[Task to complete] Identify all lines in the data containing the string "name". Copy them out.

[Records contained in a dataset]

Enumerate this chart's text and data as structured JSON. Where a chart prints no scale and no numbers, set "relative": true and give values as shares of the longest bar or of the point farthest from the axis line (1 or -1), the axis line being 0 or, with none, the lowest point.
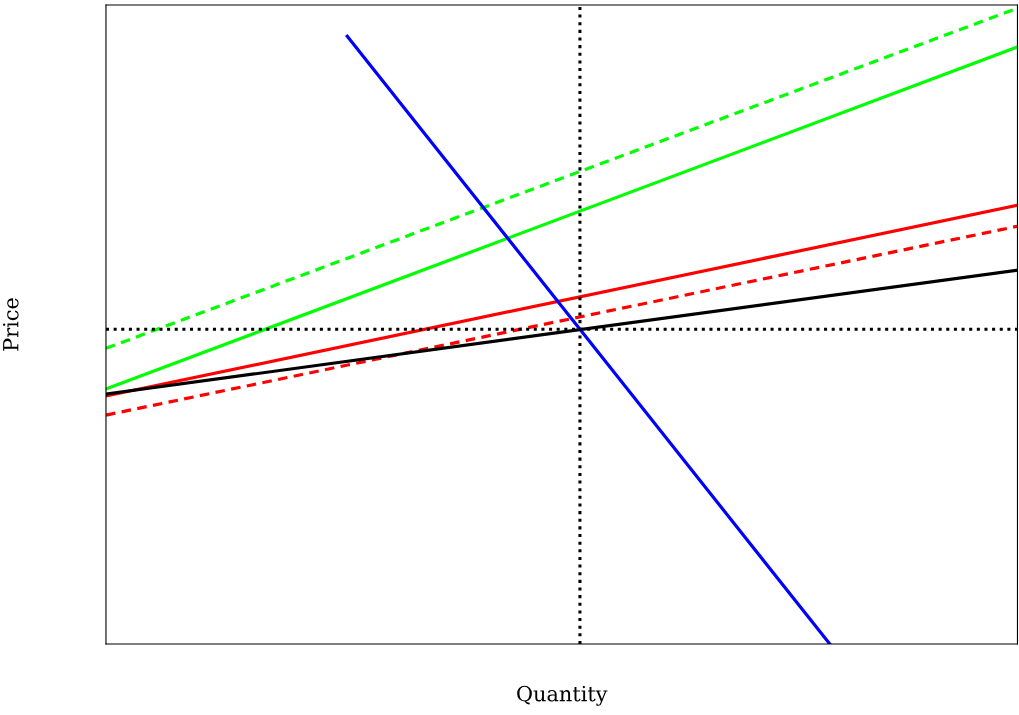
{
  "chart_data": {
    "type": "line",
    "relative": true,
    "xlabel": "Quantity",
    "ylabel": "Price",
    "categories": [
      null,
      null,
      null,
      null,
      null,
      null,
      null,
      null,
      null,
      null,
      null,
      null,
      null,
      null,
      null,
      null,
      null,
      null,
      null,
      null,
      null,
      null,
      null,
      null,
      null,
      null,
      null,
      null,
      null,
      null,
      null,
      null,
      null,
      null,
      null
    ],
    "tick_labels": false,
    "legend": false,
    "marker": "none",
    "series": [
      {
        "color": "#00ff00",
        "line_style": "dashed",
        "values": [
          0.465,
          null,
          null,
          null,
          null,
          null,
          null,
          null,
          null,
          null,
          null,
          null,
          null,
          null,
          null,
          null,
          null,
          null,
          null,
          null,
          null,
          null,
          null,
          null,
          null,
          null,
          null,
          null,
          null,
          null,
          null,
          null,
          null,
          null,
          1
        ]
      },
      {
        "color": "#00ff00",
        "line_style": "solid",
        "values": [
          0.401,
          null,
          null,
          null,
          null,
          null,
          null,
          null,
          null,
          null,
          null,
          null,
          null,
          null,
          null,
          null,
          null,
          null,
          null,
          null,
          null,
          null,
          null,
          null,
          null,
          null,
          null,
          null,
          null,
          null,
          null,
          null,
          null,
          null,
          0.939
        ]
      },
      {
        "color": "#ff0000",
        "line_style": "solid",
        "values": [
          0.39,
          null,
          null,
          null,
          null,
          null,
          null,
          null,
          null,
          null,
          null,
          null,
          null,
          null,
          null,
          null,
          null,
          null,
          null,
          null,
          null,
          null,
          null,
          null,
          null,
          null,
          null,
          null,
          null,
          null,
          null,
          null,
          null,
          null,
          0.69
        ]
      },
      {
        "color": "#ff0000",
        "line_style": "dashed",
        "values": [
          0.36,
          null,
          null,
          null,
          null,
          null,
          null,
          null,
          null,
          null,
          null,
          null,
          null,
          null,
          null,
          null,
          null,
          null,
          null,
          null,
          null,
          null,
          null,
          null,
          null,
          null,
          null,
          null,
          null,
          null,
          null,
          null,
          null,
          null,
          0.657
        ]
      },
      {
        "color": "#000000",
        "line_style": "solid",
        "values": [
          0.393,
          null,
          null,
          null,
          null,
          null,
          null,
          null,
          null,
          null,
          null,
          null,
          null,
          null,
          null,
          null,
          null,
          null,
          null,
          null,
          null,
          null,
          null,
          null,
          null,
          null,
          null,
          null,
          null,
          null,
          null,
          null,
          null,
          null,
          0.588
        ]
      },
      {
        "color": "#0000ff",
        "line_style": "solid",
        "values": [
          null,
          null,
          null,
          null,
          null,
          null,
          null,
          null,
          null,
          0.956,
          null,
          null,
          null,
          null,
          null,
          null,
          null,
          null,
          null,
          null,
          null,
          null,
          null,
          null,
          null,
          null,
          null,
          0,
          null,
          null,
          null,
          null,
          null,
          null,
          null
        ]
      }
    ],
    "ref_lines": [
      {
        "axis": "y",
        "value": 0.495,
        "color": "#000000",
        "line_style": "dotted"
      }
    ]
  }
}
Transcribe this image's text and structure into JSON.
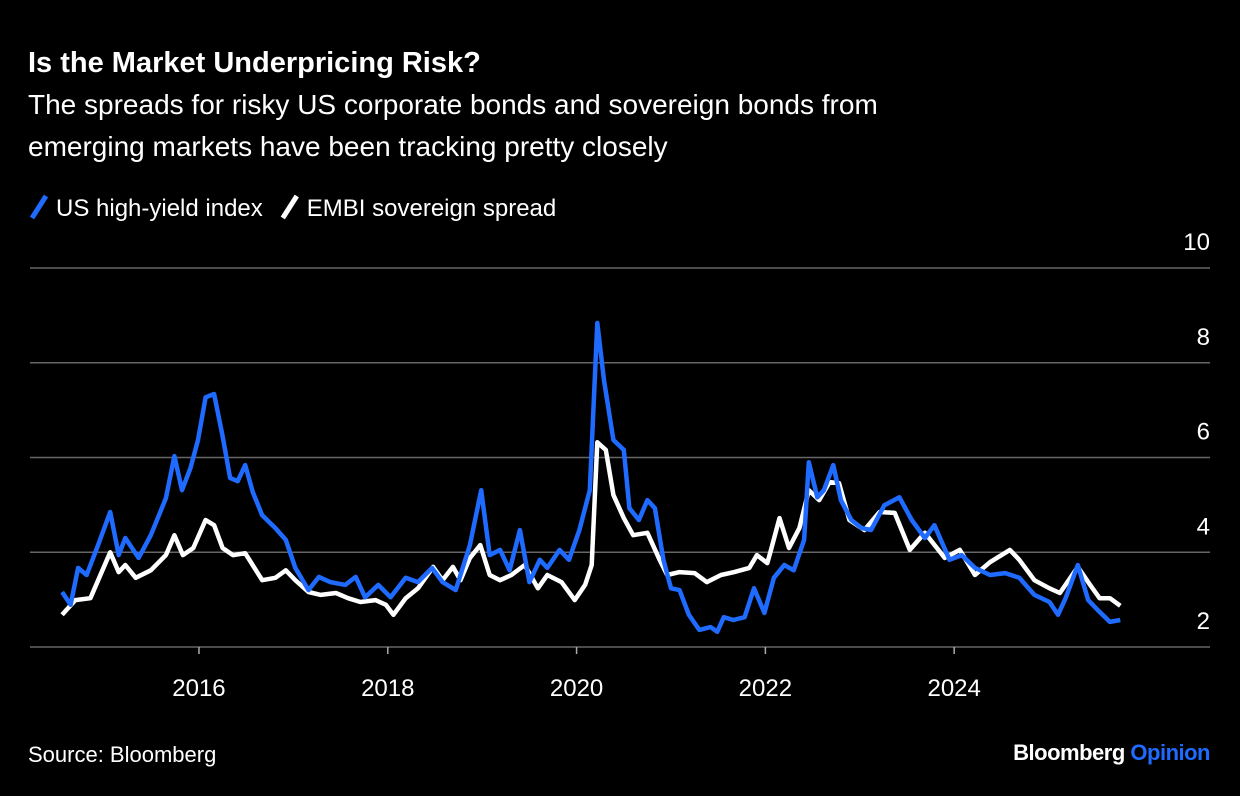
{
  "chart_data": {
    "type": "line",
    "title": "Is the Market Underpricing Risk?",
    "subtitle": [
      "The spreads for risky US corporate bonds and sovereign bonds from",
      "emerging markets have been tracking pretty closely"
    ],
    "source": "Source: Bloomberg",
    "brand": [
      "Bloomberg",
      "Opinion"
    ],
    "xlim": [
      2014.21,
      2026.71
    ],
    "xticks": [
      2016,
      2018,
      2020,
      2022,
      2024
    ],
    "ylim": [
      2,
      10
    ],
    "yticks": [
      2,
      4,
      6,
      8,
      10
    ],
    "grid": true,
    "series": [
      {
        "name": "US high-yield index",
        "color": "#1f6bff",
        "x": [
          2014.55,
          2014.64,
          2014.72,
          2014.81,
          2014.92,
          2015.06,
          2015.15,
          2015.22,
          2015.36,
          2015.49,
          2015.65,
          2015.74,
          2015.82,
          2015.91,
          2015.99,
          2016.07,
          2016.16,
          2016.25,
          2016.33,
          2016.41,
          2016.49,
          2016.57,
          2016.67,
          2016.81,
          2016.92,
          2017.02,
          2017.16,
          2017.27,
          2017.39,
          2017.55,
          2017.66,
          2017.76,
          2017.9,
          2018.03,
          2018.19,
          2018.32,
          2018.47,
          2018.58,
          2018.72,
          2018.87,
          2018.99,
          2019.08,
          2019.19,
          2019.29,
          2019.4,
          2019.5,
          2019.61,
          2019.69,
          2019.82,
          2019.92,
          2020.03,
          2020.14,
          2020.22,
          2020.29,
          2020.39,
          2020.5,
          2020.56,
          2020.66,
          2020.75,
          2020.83,
          2020.92,
          2021.0,
          2021.09,
          2021.19,
          2021.3,
          2021.42,
          2021.49,
          2021.56,
          2021.66,
          2021.78,
          2021.88,
          2021.99,
          2022.09,
          2022.2,
          2022.3,
          2022.41,
          2022.46,
          2022.55,
          2022.62,
          2022.72,
          2022.8,
          2022.91,
          2023.02,
          2023.12,
          2023.26,
          2023.42,
          2023.55,
          2023.69,
          2023.79,
          2023.95,
          2024.08,
          2024.22,
          2024.38,
          2024.54,
          2024.69,
          2024.85,
          2025.01,
          2025.1,
          2025.18,
          2025.31,
          2025.42,
          2025.52,
          2025.65,
          2025.76
        ],
        "values": [
          3.16,
          2.89,
          3.67,
          3.52,
          4.09,
          4.85,
          3.94,
          4.3,
          3.88,
          4.36,
          5.14,
          6.03,
          5.31,
          5.78,
          6.37,
          7.27,
          7.34,
          6.45,
          5.57,
          5.5,
          5.84,
          5.27,
          4.78,
          4.51,
          4.26,
          3.67,
          3.2,
          3.48,
          3.37,
          3.31,
          3.48,
          3.05,
          3.31,
          3.05,
          3.46,
          3.37,
          3.67,
          3.37,
          3.2,
          4.15,
          5.31,
          3.94,
          4.05,
          3.62,
          4.47,
          3.37,
          3.84,
          3.67,
          4.05,
          3.84,
          4.47,
          5.31,
          8.84,
          7.63,
          6.37,
          6.16,
          4.93,
          4.68,
          5.1,
          4.93,
          3.84,
          3.24,
          3.2,
          2.68,
          2.36,
          2.42,
          2.32,
          2.63,
          2.57,
          2.63,
          3.24,
          2.72,
          3.46,
          3.73,
          3.62,
          4.26,
          5.9,
          5.16,
          5.31,
          5.84,
          5.1,
          4.68,
          4.51,
          4.47,
          4.99,
          5.16,
          4.68,
          4.3,
          4.57,
          3.84,
          3.94,
          3.67,
          3.52,
          3.56,
          3.46,
          3.1,
          2.95,
          2.68,
          3.03,
          3.73,
          2.99,
          2.78,
          2.53,
          2.57
        ]
      },
      {
        "name": "EMBI sovereign spread",
        "color": "#ffffff",
        "x": [
          2014.55,
          2014.69,
          2014.85,
          2015.06,
          2015.15,
          2015.22,
          2015.33,
          2015.49,
          2015.65,
          2015.74,
          2015.83,
          2015.94,
          2016.07,
          2016.16,
          2016.25,
          2016.36,
          2016.49,
          2016.67,
          2016.81,
          2016.92,
          2017.02,
          2017.16,
          2017.29,
          2017.45,
          2017.58,
          2017.71,
          2017.87,
          2017.98,
          2018.06,
          2018.19,
          2018.32,
          2018.48,
          2018.58,
          2018.69,
          2018.77,
          2018.87,
          2018.98,
          2019.08,
          2019.19,
          2019.31,
          2019.45,
          2019.59,
          2019.69,
          2019.84,
          2019.98,
          2020.09,
          2020.16,
          2020.22,
          2020.31,
          2020.39,
          2020.5,
          2020.6,
          2020.75,
          2020.88,
          2020.96,
          2021.09,
          2021.25,
          2021.38,
          2021.53,
          2021.67,
          2021.83,
          2021.91,
          2022.02,
          2022.06,
          2022.15,
          2022.25,
          2022.36,
          2022.46,
          2022.57,
          2022.68,
          2022.78,
          2022.89,
          2023.05,
          2023.21,
          2023.37,
          2023.53,
          2023.69,
          2023.9,
          2024.06,
          2024.22,
          2024.38,
          2024.59,
          2024.69,
          2024.85,
          2025.01,
          2025.12,
          2025.31,
          2025.44,
          2025.54,
          2025.65,
          2025.76
        ],
        "values": [
          2.68,
          2.99,
          3.03,
          4.0,
          3.58,
          3.73,
          3.46,
          3.62,
          3.94,
          4.36,
          3.94,
          4.09,
          4.68,
          4.57,
          4.09,
          3.94,
          3.98,
          3.41,
          3.46,
          3.62,
          3.41,
          3.16,
          3.1,
          3.14,
          3.03,
          2.95,
          2.99,
          2.89,
          2.68,
          3.03,
          3.24,
          3.69,
          3.41,
          3.69,
          3.41,
          3.88,
          4.15,
          3.52,
          3.41,
          3.52,
          3.73,
          3.24,
          3.52,
          3.37,
          2.99,
          3.31,
          3.73,
          6.32,
          6.16,
          5.21,
          4.72,
          4.36,
          4.41,
          3.84,
          3.52,
          3.58,
          3.56,
          3.37,
          3.52,
          3.58,
          3.67,
          3.94,
          3.77,
          4.05,
          4.72,
          4.09,
          4.51,
          5.31,
          5.1,
          5.48,
          5.46,
          4.68,
          4.47,
          4.85,
          4.83,
          4.05,
          4.41,
          3.88,
          4.05,
          3.52,
          3.79,
          4.05,
          3.84,
          3.41,
          3.24,
          3.14,
          3.69,
          3.31,
          3.03,
          3.03,
          2.87
        ]
      }
    ]
  }
}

[Solution to this problem]
        "name": "US high-yield index",
        "name": "EMBI sovereign spread",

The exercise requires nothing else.